> Data for the task
━━━━━━━━
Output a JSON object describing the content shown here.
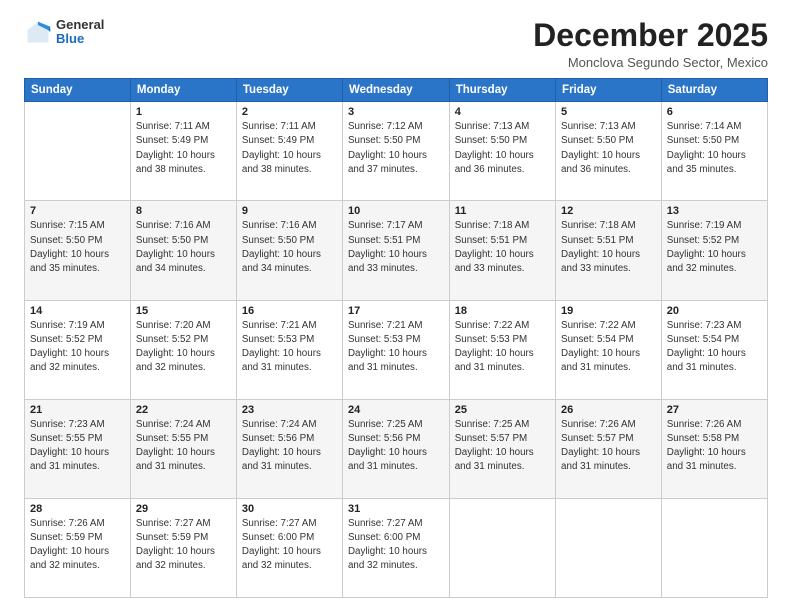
{
  "header": {
    "logo_general": "General",
    "logo_blue": "Blue",
    "title": "December 2025",
    "subtitle": "Monclova Segundo Sector, Mexico"
  },
  "days_of_week": [
    "Sunday",
    "Monday",
    "Tuesday",
    "Wednesday",
    "Thursday",
    "Friday",
    "Saturday"
  ],
  "weeks": [
    [
      {
        "day": "",
        "info": ""
      },
      {
        "day": "1",
        "info": "Sunrise: 7:11 AM\nSunset: 5:49 PM\nDaylight: 10 hours\nand 38 minutes."
      },
      {
        "day": "2",
        "info": "Sunrise: 7:11 AM\nSunset: 5:49 PM\nDaylight: 10 hours\nand 38 minutes."
      },
      {
        "day": "3",
        "info": "Sunrise: 7:12 AM\nSunset: 5:50 PM\nDaylight: 10 hours\nand 37 minutes."
      },
      {
        "day": "4",
        "info": "Sunrise: 7:13 AM\nSunset: 5:50 PM\nDaylight: 10 hours\nand 36 minutes."
      },
      {
        "day": "5",
        "info": "Sunrise: 7:13 AM\nSunset: 5:50 PM\nDaylight: 10 hours\nand 36 minutes."
      },
      {
        "day": "6",
        "info": "Sunrise: 7:14 AM\nSunset: 5:50 PM\nDaylight: 10 hours\nand 35 minutes."
      }
    ],
    [
      {
        "day": "7",
        "info": "Sunrise: 7:15 AM\nSunset: 5:50 PM\nDaylight: 10 hours\nand 35 minutes."
      },
      {
        "day": "8",
        "info": "Sunrise: 7:16 AM\nSunset: 5:50 PM\nDaylight: 10 hours\nand 34 minutes."
      },
      {
        "day": "9",
        "info": "Sunrise: 7:16 AM\nSunset: 5:50 PM\nDaylight: 10 hours\nand 34 minutes."
      },
      {
        "day": "10",
        "info": "Sunrise: 7:17 AM\nSunset: 5:51 PM\nDaylight: 10 hours\nand 33 minutes."
      },
      {
        "day": "11",
        "info": "Sunrise: 7:18 AM\nSunset: 5:51 PM\nDaylight: 10 hours\nand 33 minutes."
      },
      {
        "day": "12",
        "info": "Sunrise: 7:18 AM\nSunset: 5:51 PM\nDaylight: 10 hours\nand 33 minutes."
      },
      {
        "day": "13",
        "info": "Sunrise: 7:19 AM\nSunset: 5:52 PM\nDaylight: 10 hours\nand 32 minutes."
      }
    ],
    [
      {
        "day": "14",
        "info": "Sunrise: 7:19 AM\nSunset: 5:52 PM\nDaylight: 10 hours\nand 32 minutes."
      },
      {
        "day": "15",
        "info": "Sunrise: 7:20 AM\nSunset: 5:52 PM\nDaylight: 10 hours\nand 32 minutes."
      },
      {
        "day": "16",
        "info": "Sunrise: 7:21 AM\nSunset: 5:53 PM\nDaylight: 10 hours\nand 31 minutes."
      },
      {
        "day": "17",
        "info": "Sunrise: 7:21 AM\nSunset: 5:53 PM\nDaylight: 10 hours\nand 31 minutes."
      },
      {
        "day": "18",
        "info": "Sunrise: 7:22 AM\nSunset: 5:53 PM\nDaylight: 10 hours\nand 31 minutes."
      },
      {
        "day": "19",
        "info": "Sunrise: 7:22 AM\nSunset: 5:54 PM\nDaylight: 10 hours\nand 31 minutes."
      },
      {
        "day": "20",
        "info": "Sunrise: 7:23 AM\nSunset: 5:54 PM\nDaylight: 10 hours\nand 31 minutes."
      }
    ],
    [
      {
        "day": "21",
        "info": "Sunrise: 7:23 AM\nSunset: 5:55 PM\nDaylight: 10 hours\nand 31 minutes."
      },
      {
        "day": "22",
        "info": "Sunrise: 7:24 AM\nSunset: 5:55 PM\nDaylight: 10 hours\nand 31 minutes."
      },
      {
        "day": "23",
        "info": "Sunrise: 7:24 AM\nSunset: 5:56 PM\nDaylight: 10 hours\nand 31 minutes."
      },
      {
        "day": "24",
        "info": "Sunrise: 7:25 AM\nSunset: 5:56 PM\nDaylight: 10 hours\nand 31 minutes."
      },
      {
        "day": "25",
        "info": "Sunrise: 7:25 AM\nSunset: 5:57 PM\nDaylight: 10 hours\nand 31 minutes."
      },
      {
        "day": "26",
        "info": "Sunrise: 7:26 AM\nSunset: 5:57 PM\nDaylight: 10 hours\nand 31 minutes."
      },
      {
        "day": "27",
        "info": "Sunrise: 7:26 AM\nSunset: 5:58 PM\nDaylight: 10 hours\nand 31 minutes."
      }
    ],
    [
      {
        "day": "28",
        "info": "Sunrise: 7:26 AM\nSunset: 5:59 PM\nDaylight: 10 hours\nand 32 minutes."
      },
      {
        "day": "29",
        "info": "Sunrise: 7:27 AM\nSunset: 5:59 PM\nDaylight: 10 hours\nand 32 minutes."
      },
      {
        "day": "30",
        "info": "Sunrise: 7:27 AM\nSunset: 6:00 PM\nDaylight: 10 hours\nand 32 minutes."
      },
      {
        "day": "31",
        "info": "Sunrise: 7:27 AM\nSunset: 6:00 PM\nDaylight: 10 hours\nand 32 minutes."
      },
      {
        "day": "",
        "info": ""
      },
      {
        "day": "",
        "info": ""
      },
      {
        "day": "",
        "info": ""
      }
    ]
  ]
}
━━━━━━━━
> Short task
Without the pictures, extract every entry verbatim.

> Exercise response
Output a JSON object describing the content shown here.
{
  "header": {
    "logo_general": "General",
    "logo_blue": "Blue",
    "title": "December 2025",
    "subtitle": "Monclova Segundo Sector, Mexico"
  },
  "days_of_week": [
    "Sunday",
    "Monday",
    "Tuesday",
    "Wednesday",
    "Thursday",
    "Friday",
    "Saturday"
  ],
  "weeks": [
    [
      {
        "day": "",
        "info": ""
      },
      {
        "day": "1",
        "info": "Sunrise: 7:11 AM\nSunset: 5:49 PM\nDaylight: 10 hours\nand 38 minutes."
      },
      {
        "day": "2",
        "info": "Sunrise: 7:11 AM\nSunset: 5:49 PM\nDaylight: 10 hours\nand 38 minutes."
      },
      {
        "day": "3",
        "info": "Sunrise: 7:12 AM\nSunset: 5:50 PM\nDaylight: 10 hours\nand 37 minutes."
      },
      {
        "day": "4",
        "info": "Sunrise: 7:13 AM\nSunset: 5:50 PM\nDaylight: 10 hours\nand 36 minutes."
      },
      {
        "day": "5",
        "info": "Sunrise: 7:13 AM\nSunset: 5:50 PM\nDaylight: 10 hours\nand 36 minutes."
      },
      {
        "day": "6",
        "info": "Sunrise: 7:14 AM\nSunset: 5:50 PM\nDaylight: 10 hours\nand 35 minutes."
      }
    ],
    [
      {
        "day": "7",
        "info": "Sunrise: 7:15 AM\nSunset: 5:50 PM\nDaylight: 10 hours\nand 35 minutes."
      },
      {
        "day": "8",
        "info": "Sunrise: 7:16 AM\nSunset: 5:50 PM\nDaylight: 10 hours\nand 34 minutes."
      },
      {
        "day": "9",
        "info": "Sunrise: 7:16 AM\nSunset: 5:50 PM\nDaylight: 10 hours\nand 34 minutes."
      },
      {
        "day": "10",
        "info": "Sunrise: 7:17 AM\nSunset: 5:51 PM\nDaylight: 10 hours\nand 33 minutes."
      },
      {
        "day": "11",
        "info": "Sunrise: 7:18 AM\nSunset: 5:51 PM\nDaylight: 10 hours\nand 33 minutes."
      },
      {
        "day": "12",
        "info": "Sunrise: 7:18 AM\nSunset: 5:51 PM\nDaylight: 10 hours\nand 33 minutes."
      },
      {
        "day": "13",
        "info": "Sunrise: 7:19 AM\nSunset: 5:52 PM\nDaylight: 10 hours\nand 32 minutes."
      }
    ],
    [
      {
        "day": "14",
        "info": "Sunrise: 7:19 AM\nSunset: 5:52 PM\nDaylight: 10 hours\nand 32 minutes."
      },
      {
        "day": "15",
        "info": "Sunrise: 7:20 AM\nSunset: 5:52 PM\nDaylight: 10 hours\nand 32 minutes."
      },
      {
        "day": "16",
        "info": "Sunrise: 7:21 AM\nSunset: 5:53 PM\nDaylight: 10 hours\nand 31 minutes."
      },
      {
        "day": "17",
        "info": "Sunrise: 7:21 AM\nSunset: 5:53 PM\nDaylight: 10 hours\nand 31 minutes."
      },
      {
        "day": "18",
        "info": "Sunrise: 7:22 AM\nSunset: 5:53 PM\nDaylight: 10 hours\nand 31 minutes."
      },
      {
        "day": "19",
        "info": "Sunrise: 7:22 AM\nSunset: 5:54 PM\nDaylight: 10 hours\nand 31 minutes."
      },
      {
        "day": "20",
        "info": "Sunrise: 7:23 AM\nSunset: 5:54 PM\nDaylight: 10 hours\nand 31 minutes."
      }
    ],
    [
      {
        "day": "21",
        "info": "Sunrise: 7:23 AM\nSunset: 5:55 PM\nDaylight: 10 hours\nand 31 minutes."
      },
      {
        "day": "22",
        "info": "Sunrise: 7:24 AM\nSunset: 5:55 PM\nDaylight: 10 hours\nand 31 minutes."
      },
      {
        "day": "23",
        "info": "Sunrise: 7:24 AM\nSunset: 5:56 PM\nDaylight: 10 hours\nand 31 minutes."
      },
      {
        "day": "24",
        "info": "Sunrise: 7:25 AM\nSunset: 5:56 PM\nDaylight: 10 hours\nand 31 minutes."
      },
      {
        "day": "25",
        "info": "Sunrise: 7:25 AM\nSunset: 5:57 PM\nDaylight: 10 hours\nand 31 minutes."
      },
      {
        "day": "26",
        "info": "Sunrise: 7:26 AM\nSunset: 5:57 PM\nDaylight: 10 hours\nand 31 minutes."
      },
      {
        "day": "27",
        "info": "Sunrise: 7:26 AM\nSunset: 5:58 PM\nDaylight: 10 hours\nand 31 minutes."
      }
    ],
    [
      {
        "day": "28",
        "info": "Sunrise: 7:26 AM\nSunset: 5:59 PM\nDaylight: 10 hours\nand 32 minutes."
      },
      {
        "day": "29",
        "info": "Sunrise: 7:27 AM\nSunset: 5:59 PM\nDaylight: 10 hours\nand 32 minutes."
      },
      {
        "day": "30",
        "info": "Sunrise: 7:27 AM\nSunset: 6:00 PM\nDaylight: 10 hours\nand 32 minutes."
      },
      {
        "day": "31",
        "info": "Sunrise: 7:27 AM\nSunset: 6:00 PM\nDaylight: 10 hours\nand 32 minutes."
      },
      {
        "day": "",
        "info": ""
      },
      {
        "day": "",
        "info": ""
      },
      {
        "day": "",
        "info": ""
      }
    ]
  ]
}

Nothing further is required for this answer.